◆ Consegna: Prosegui il testo sulla presa di ostaggi nell'ufficio postale di Reggio Emilia, riprendendo subito dopo la sua ultima frase.

◆ Estratto:
--- --- ---

Alle 16.43 il sequestratore si è arreso alle forze dell'ordine. Irruzione dei carabinieri e Francesco Amato è stato bloccato e portato fuori. Poco prima aveva rilasciato due ostaggi. Alla vista dei militari che portavano fuori il condannato di Aemilia, c'è stato un applauso delle persone presenti.

Il pregiudicato aveva chiesto, tra le altre cose, di poter parlare con il ministro dell'Interno Matteo Salvini. Ma la richiesta non è stata esaudita.

"L'uomo si è consegnato spontaneamente alla fine della negoziazione e non ci sono stati feriti" ha detto il colonnello dei carabinieri Cristiano Desideri, comandante provinciale: "Gli abbiamo fatto capire che i sequestrati non avevano colpe. Ce l'abbiamo fatta col tempo e con la pazienza, con tante lunghe telefonate, facendo leva sul suo senso di umanità. Non ha fatto del male a nessuno e neanche minacciato. Protestava contro una sentenza a suo parere ingiusta ribadendo di non essere uno ndranghetista. Voleva parlare con il ministro Salvini, ma alla fine si è accontentato di parlare con il team di negoziatori. Eravamo pronti a intervenire, grazie al cielo è bastata la persuasione"

Amato, dal momento della sentenza del maxi-processo di 'ndrangheta 'Aemilia', si era reso irreperibile per l'arresto ed era ricomparso solo questa mattina armato di un coltello da cucina con una lama di circa 25 centimetri nell'ufficio postale (del quale era cliente abituale).

"Sono quello condannato a 19 anni in Aemilia", avrebbe pronunciato il ricercato entrando nell'ufficio postale e facendo uscire tutti i clienti.

Reggio Emilia, condannato al processo Aemilia prende ostaggi in un ufficio postale


LA FAMIGLIA Un'azione dimostrativa contro una condanna ingiusta. Sarebbe questo il motivo che ha spinto Francesco Amato. Lo ha spiegato un fratello di Amato, giunto sul posto, durante le trattative con le forze dell'ordine. Si tratta di un familiare che non è stato imputato nel processo Aemilia. Sono vari i familiari del bandito radunatisi all'esterno delle Poste. "Diciannove anni sono un'ingiustizia che fa ribollire il sangue - dice la nipote - e lui è questo che vuole dire col suo gesto, del quale non so nulla e che sicuramente è sbagliato. Ma non è andato dentro per far del male. Vuole una riduzione della pena. ". All'uscita, la donna ha rivolto applausi e frasi di scherno agli agenti: "E' colpa vostra, è colpa dei giudici"

--- --- ---

Annotazioni delle regioni di immagine

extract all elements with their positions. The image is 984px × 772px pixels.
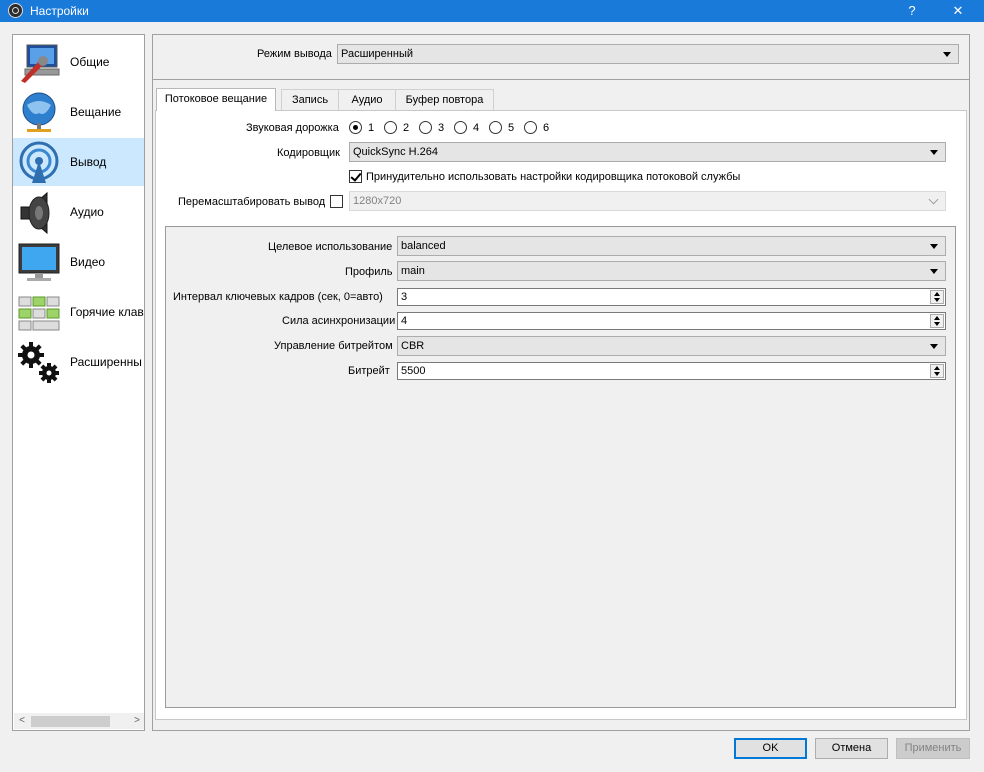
rate-control-select[interactable]: CBR bbox=[397, 336, 946, 356]
help-button[interactable]: ? bbox=[895, 0, 929, 22]
sidebar-item-label: Горячие клав bbox=[70, 305, 144, 319]
chevron-down-icon bbox=[928, 194, 939, 205]
arrow-up-icon bbox=[934, 366, 940, 370]
obs-logo-icon bbox=[8, 3, 23, 18]
output-mode-value: Расширенный bbox=[341, 48, 413, 60]
sidebar-item-label: Вывод bbox=[70, 155, 107, 169]
output-icon bbox=[19, 141, 59, 183]
scroll-right-button[interactable]: > bbox=[129, 713, 144, 729]
sidebar-item-general[interactable]: Общие bbox=[13, 38, 144, 86]
profile-value: main bbox=[401, 265, 425, 277]
apply-button[interactable]: Применить bbox=[896, 738, 970, 759]
bitrate-stepper[interactable]: 5500 bbox=[397, 362, 946, 380]
general-icon bbox=[21, 44, 60, 83]
gears-icon bbox=[18, 342, 59, 383]
output-mode-select[interactable]: Расширенный bbox=[337, 44, 959, 64]
arrow-up-icon bbox=[934, 316, 940, 320]
keyframe-interval-label: Интервал ключевых кадров (сек, 0=авто) bbox=[173, 291, 383, 303]
cancel-button[interactable]: Отмена bbox=[815, 738, 888, 759]
sidebar-item-label: Видео bbox=[70, 255, 106, 269]
sidebar-item-label: Аудио bbox=[70, 205, 104, 219]
chevron-down-icon bbox=[930, 150, 938, 155]
encoder-value: QuickSync H.264 bbox=[353, 146, 438, 158]
audio-track-option-label: 3 bbox=[438, 122, 445, 134]
tab-recording[interactable]: Запись bbox=[281, 89, 339, 110]
title-bar: Настройки ? ✕ bbox=[0, 0, 984, 22]
async-depth-stepper[interactable]: 4 bbox=[397, 312, 946, 330]
encoder-label: Кодировщик bbox=[277, 147, 340, 159]
audio-track-radio-5[interactable] bbox=[489, 121, 502, 134]
scroll-thumb[interactable] bbox=[31, 716, 110, 727]
profile-label: Профиль bbox=[345, 266, 393, 278]
stepper-buttons[interactable] bbox=[930, 314, 944, 328]
horizontal-scrollbar[interactable]: < > bbox=[14, 713, 144, 729]
sidebar-item-audio[interactable]: Аудио bbox=[13, 188, 144, 236]
chevron-down-icon bbox=[943, 52, 951, 57]
target-usage-value: balanced bbox=[401, 240, 446, 252]
audio-track-label: Звуковая дорожка bbox=[246, 122, 339, 134]
async-depth-label: Сила асинхронизации bbox=[282, 315, 396, 327]
audio-track-radio-3[interactable] bbox=[419, 121, 432, 134]
enforce-service-settings-label[interactable]: Принудительно использовать настройки код… bbox=[366, 171, 740, 183]
sidebar-item-broadcast[interactable]: Вещание bbox=[13, 88, 144, 136]
sidebar-item-label: Вещание bbox=[70, 105, 122, 119]
audio-track-radio-4[interactable] bbox=[454, 121, 467, 134]
chevron-down-icon bbox=[930, 344, 938, 349]
sidebar-item-label: Общие bbox=[70, 55, 110, 69]
rate-control-value: CBR bbox=[401, 340, 425, 352]
enforce-service-settings-checkbox[interactable] bbox=[349, 170, 362, 183]
monitor-icon bbox=[18, 243, 60, 281]
rate-control-label: Управление битрейтом bbox=[274, 340, 393, 352]
audio-track-radio-2[interactable] bbox=[384, 121, 397, 134]
bitrate-value: 5500 bbox=[401, 365, 426, 377]
async-depth-value: 4 bbox=[401, 315, 408, 327]
target-usage-select[interactable]: balanced bbox=[397, 236, 946, 256]
audio-track-option-label: 4 bbox=[473, 122, 480, 134]
tab-streaming[interactable]: Потоковое вещание bbox=[156, 88, 276, 111]
output-mode-label: Режим вывода bbox=[257, 48, 332, 60]
sidebar-item-label: Расширенны bbox=[70, 355, 142, 369]
arrow-down-icon bbox=[934, 298, 940, 302]
divider bbox=[153, 79, 969, 80]
profile-select[interactable]: main bbox=[397, 261, 946, 281]
hotkeys-icon bbox=[18, 296, 60, 331]
tab-replay-buffer[interactable]: Буфер повтора bbox=[395, 89, 494, 110]
sidebar-item-hotkeys[interactable]: Горячие клав bbox=[13, 288, 144, 336]
stepper-buttons[interactable] bbox=[930, 364, 944, 378]
audio-track-option-label: 5 bbox=[508, 122, 515, 134]
broadcast-icon bbox=[22, 92, 56, 132]
rescale-resolution-select: 1280x720 bbox=[349, 191, 946, 211]
close-button[interactable]: ✕ bbox=[941, 0, 975, 22]
target-usage-label: Целевое использование bbox=[268, 241, 393, 253]
keyframe-interval-value: 3 bbox=[401, 291, 408, 303]
audio-track-radio-1[interactable] bbox=[349, 121, 362, 134]
arrow-up-icon bbox=[934, 292, 940, 296]
stepper-buttons[interactable] bbox=[930, 290, 944, 304]
chevron-down-icon bbox=[930, 244, 938, 249]
settings-category-list[interactable]: Общие Вещание Вывод Аудио Видео Горячие … bbox=[12, 34, 145, 731]
keyframe-interval-stepper[interactable]: 3 bbox=[397, 288, 946, 306]
bitrate-label: Битрейт bbox=[348, 365, 390, 377]
rescale-resolution-value: 1280x720 bbox=[353, 195, 402, 207]
encoder-select[interactable]: QuickSync H.264 bbox=[349, 142, 946, 162]
speaker-icon bbox=[20, 191, 50, 235]
window-title: Настройки bbox=[30, 4, 89, 18]
sidebar-item-output[interactable]: Вывод bbox=[13, 138, 144, 186]
rescale-label[interactable]: Перемасштабировать вывод bbox=[178, 196, 325, 208]
arrow-down-icon bbox=[934, 322, 940, 326]
chevron-down-icon bbox=[930, 269, 938, 274]
audio-track-option-label: 6 bbox=[543, 122, 550, 134]
sidebar-item-video[interactable]: Видео bbox=[13, 238, 144, 286]
rescale-checkbox[interactable] bbox=[330, 195, 343, 208]
scroll-left-button[interactable]: < bbox=[14, 713, 30, 729]
audio-track-option-label: 1 bbox=[368, 122, 375, 134]
sidebar-item-advanced[interactable]: Расширенны bbox=[13, 338, 144, 386]
audio-track-option-label: 2 bbox=[403, 122, 410, 134]
audio-track-radio-6[interactable] bbox=[524, 121, 537, 134]
tab-audio[interactable]: Аудио bbox=[338, 89, 396, 110]
arrow-down-icon bbox=[934, 372, 940, 376]
ok-button[interactable]: OK bbox=[734, 738, 807, 759]
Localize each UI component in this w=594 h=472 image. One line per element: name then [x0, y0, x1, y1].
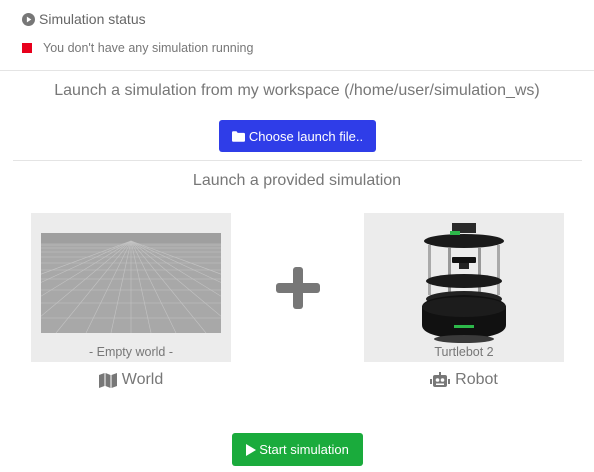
start-simulation-button[interactable]: Start simulation	[232, 433, 363, 466]
workspace-heading: Launch a simulation from my workspace (/…	[54, 82, 540, 99]
world-label-text: World	[121, 371, 164, 388]
robot-card[interactable]: Turtlebot 2	[364, 213, 564, 362]
plus-icon	[276, 267, 320, 309]
choose-launch-file-button[interactable]: Choose launch file..	[219, 120, 376, 152]
section-divider	[13, 160, 582, 161]
provided-simulation-heading: Launch a provided simulation	[192, 172, 402, 189]
world-card[interactable]: - Empty world -	[0, 213, 382, 362]
choose-launch-file-label: Choose launch file..	[248, 128, 364, 144]
status-indicator	[22, 43, 32, 53]
empty-world-grid-image	[0, 233, 382, 334]
folder-icon	[231, 130, 245, 142]
status-title-text: Simulation status	[39, 11, 146, 27]
robot-icon	[430, 372, 451, 388]
map-icon	[98, 372, 117, 388]
robot-label: Robot	[364, 371, 564, 389]
play-icon	[246, 443, 257, 456]
turtlebot-image	[422, 223, 506, 343]
simulation-status-title: Simulation status	[22, 11, 146, 27]
robot-label-text: Robot	[455, 371, 498, 388]
empty-world-thumbnail	[0, 233, 382, 334]
play-circle-icon	[22, 12, 35, 26]
world-caption: - Empty world -	[88, 345, 174, 359]
status-message-text: You don't have any simulation running	[43, 41, 254, 55]
simulation-status-message: You don't have any simulation running	[22, 41, 253, 55]
simulation-launcher: Simulation status You don't have any sim…	[0, 0, 594, 472]
start-simulation-label: Start simulation	[259, 442, 349, 457]
robot-caption: Turtlebot 2	[434, 345, 494, 359]
world-label: World	[31, 371, 231, 389]
turtlebot-thumbnail	[404, 221, 524, 345]
simulation-status-panel: Simulation status You don't have any sim…	[0, 0, 594, 71]
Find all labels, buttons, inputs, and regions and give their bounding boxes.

--- --- ---

◆ Svolgimento:
CHI E' Francesco Amato, 55 anni, è stato condannato il 31 ottobre a 19 anni e un mese di reclusione nel processo Aemilia, con l'accusa di essere uno degli organizzatori dell'associazione 'ndranghetistica. E' originario di Rosarno, in provincia di Reggio Calabria. Fu arrestato, nell'ambito dell'operazione "Aemilia", il 28 gennaio del 2015. Assieme al fratello Alfredo, secondo i magistrati della Direzione distrettuale antimafia di Bologna era "costantemente in contatto con gli altri associati (e della famiglia Grande Aracri) in particolare per la commissione su richiesta di delitto di danneggiamento o minaccia a fini estorsivi, commettendo una serie di reati".

In passato, peraltro, era incappato in analoghe inchieste giudiziarie contro la 'ndrangheta cutrese in Emilia, come quelle denominate "Grande Drago" e "Edilpiovra". Insieme ad altri suoi congiunti, tutti originari del Reggino, Amato aveva costituito un sodalizio che veniva considerato il braccio armato della cosca Grande Aracri.

Nel 2016, all'inizio del processo, lo stesso Amato aveva affisso un cartellone provocatorio davanti al tribunale di Reggio Emilia, scritto a pennarello e pieno di invettive. Amato si era autodenunciato poi in aula definendosi l'autore di quel cartellone in cui, diceva, "era anche contenuto il nome dell'autore delle presunte minacce al presidente del tribunale di Reggio Emilia Cristina Beretti", per le quali sono state arrestate nelle scorse settimane due persone, tra le quali un sacerdote.
Francesco Amato (foto Gazzetta Reggio) 
LA FIGLIA DI UN OSTAGGIO. "Mia madre è molto coraggiosa, ho visto che le tremava la voce, ma credo sappia cosa dire e cosa fare, non si merita nulla di quello che potrebbe fare questa persona ": è la testimonianza della figlia della direttrice dell'ufficio postale di Pieve raccolta da Telereggio.

E' stata proprio la figlia della direttrice  questa mattina a dare l'allarme ai carabinieri: secondo quanto raccontato dalla ragazza, 22 anni, si era recata nell'ufficio per portare un pacco alla mamma, quando l'uomo ha fatto irruzione, gridando "vi ammazzo tutti". Lei poi è riuscita a scappare: "Aveva in mano un coltello e lo puntava alle persone", ha raccontato ancora la ragazza, che ha concluso "voglio sapere se mia mamma sta bene, voglio che esca". Sul posto, oltre a una massiccia presenza delle forze dell'ordine, ci sono anche il sindaco di Reggio Emilia, Prefetto e Questore.
AEMILIA Il processo Aemilia ha visto il 31 ottobre la conclusione del suo dibattimento, con 118 condanne per oltre 1.200 anni di carcere e altre 24 in abbreviato: tra questi anche l'ex calciatore Vincenzo Iaquinta (due anni per reati di armi, ma senza aggravante mafiosa) e 19 per il padre Giuseppe. Sempre in abbreviato, sono già definitive in Cassazione le condanne per i promotori dell'associazione a delinquere di stampo mafioso contestata dalla Dda, che nel 2015 fece scattare oltre 160 arresti, assestando un forte colpo alla "Ndrangheta imprenditricè.